## Problem description
Write out the entries below once more, exactly, with the pictures left out.

## Data excerpts
════════

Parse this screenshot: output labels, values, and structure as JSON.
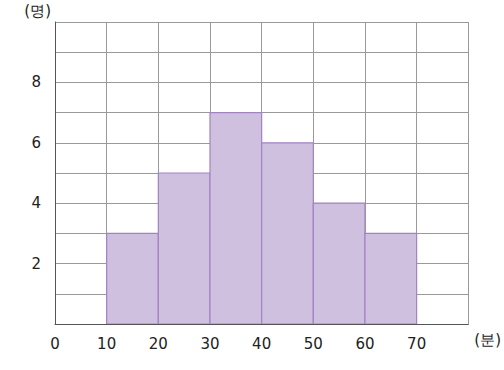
{
  "chart_data": {
    "type": "histogram",
    "bins": [
      10,
      20,
      30,
      40,
      50,
      60,
      70
    ],
    "values": [
      3,
      5,
      7,
      6,
      4,
      3
    ],
    "color": "#cfc0e0",
    "x_label": "(분)",
    "y_label": "(명)",
    "xlim": [
      0,
      80
    ],
    "xticks": [
      0,
      10,
      20,
      30,
      40,
      50,
      60,
      70
    ],
    "ylim": [
      0,
      10
    ],
    "yticks": [
      2,
      4,
      6,
      8
    ],
    "grid": true
  }
}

════════

## Full solution
Parse this screenshot: output labels, values, and structure as JSON.
{
  "chart_data": {
    "type": "histogram",
    "bins": [
      10,
      20,
      30,
      40,
      50,
      60,
      70
    ],
    "values": [
      3,
      5,
      7,
      6,
      4,
      3
    ],
    "color": "#cfc0e0",
    "x_label": "(분)",
    "y_label": "(명)",
    "xlim": [
      0,
      80
    ],
    "xticks": [
      0,
      10,
      20,
      30,
      40,
      50,
      60,
      70
    ],
    "ylim": [
      0,
      10
    ],
    "yticks": [
      2,
      4,
      6,
      8
    ],
    "grid": true
  }
}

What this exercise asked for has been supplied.